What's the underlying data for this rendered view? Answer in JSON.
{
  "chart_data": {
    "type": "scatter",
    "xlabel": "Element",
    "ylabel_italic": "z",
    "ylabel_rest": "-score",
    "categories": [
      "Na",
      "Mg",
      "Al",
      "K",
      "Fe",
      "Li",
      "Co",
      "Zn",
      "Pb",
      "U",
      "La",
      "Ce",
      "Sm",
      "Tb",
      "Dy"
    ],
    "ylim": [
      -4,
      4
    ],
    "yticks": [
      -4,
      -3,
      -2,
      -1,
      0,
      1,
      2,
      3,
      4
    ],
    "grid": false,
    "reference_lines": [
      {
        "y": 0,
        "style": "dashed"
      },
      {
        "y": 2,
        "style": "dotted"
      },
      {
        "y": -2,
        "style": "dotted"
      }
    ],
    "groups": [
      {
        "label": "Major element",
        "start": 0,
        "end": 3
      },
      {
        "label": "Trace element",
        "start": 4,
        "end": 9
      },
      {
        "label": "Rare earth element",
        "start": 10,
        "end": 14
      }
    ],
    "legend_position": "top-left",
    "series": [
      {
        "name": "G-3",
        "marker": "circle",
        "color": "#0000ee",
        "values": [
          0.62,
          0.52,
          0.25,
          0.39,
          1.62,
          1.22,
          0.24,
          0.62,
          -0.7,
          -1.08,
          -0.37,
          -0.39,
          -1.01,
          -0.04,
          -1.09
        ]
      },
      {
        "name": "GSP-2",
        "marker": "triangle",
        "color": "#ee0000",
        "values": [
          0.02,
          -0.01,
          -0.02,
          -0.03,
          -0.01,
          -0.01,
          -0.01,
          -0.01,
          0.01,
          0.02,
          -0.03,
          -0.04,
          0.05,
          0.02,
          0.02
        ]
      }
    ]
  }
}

■ ■ ■ ■ ■

• _Challenge_
Please quote every record above exactly as it appears.

• _Task result_
What's the underlying data for this rendered view? Answer in JSON.
{
  "chart_data": {
    "type": "scatter",
    "xlabel": "Element",
    "ylabel_italic": "z",
    "ylabel_rest": "-score",
    "categories": [
      "Na",
      "Mg",
      "Al",
      "K",
      "Fe",
      "Li",
      "Co",
      "Zn",
      "Pb",
      "U",
      "La",
      "Ce",
      "Sm",
      "Tb",
      "Dy"
    ],
    "ylim": [
      -4,
      4
    ],
    "yticks": [
      -4,
      -3,
      -2,
      -1,
      0,
      1,
      2,
      3,
      4
    ],
    "grid": false,
    "reference_lines": [
      {
        "y": 0,
        "style": "dashed"
      },
      {
        "y": 2,
        "style": "dotted"
      },
      {
        "y": -2,
        "style": "dotted"
      }
    ],
    "groups": [
      {
        "label": "Major element",
        "start": 0,
        "end": 3
      },
      {
        "label": "Trace element",
        "start": 4,
        "end": 9
      },
      {
        "label": "Rare earth element",
        "start": 10,
        "end": 14
      }
    ],
    "legend_position": "top-left",
    "series": [
      {
        "name": "G-3",
        "marker": "circle",
        "color": "#0000ee",
        "values": [
          0.62,
          0.52,
          0.25,
          0.39,
          1.62,
          1.22,
          0.24,
          0.62,
          -0.7,
          -1.08,
          -0.37,
          -0.39,
          -1.01,
          -0.04,
          -1.09
        ]
      },
      {
        "name": "GSP-2",
        "marker": "triangle",
        "color": "#ee0000",
        "values": [
          0.02,
          -0.01,
          -0.02,
          -0.03,
          -0.01,
          -0.01,
          -0.01,
          -0.01,
          0.01,
          0.02,
          -0.03,
          -0.04,
          0.05,
          0.02,
          0.02
        ]
      }
    ]
  }
}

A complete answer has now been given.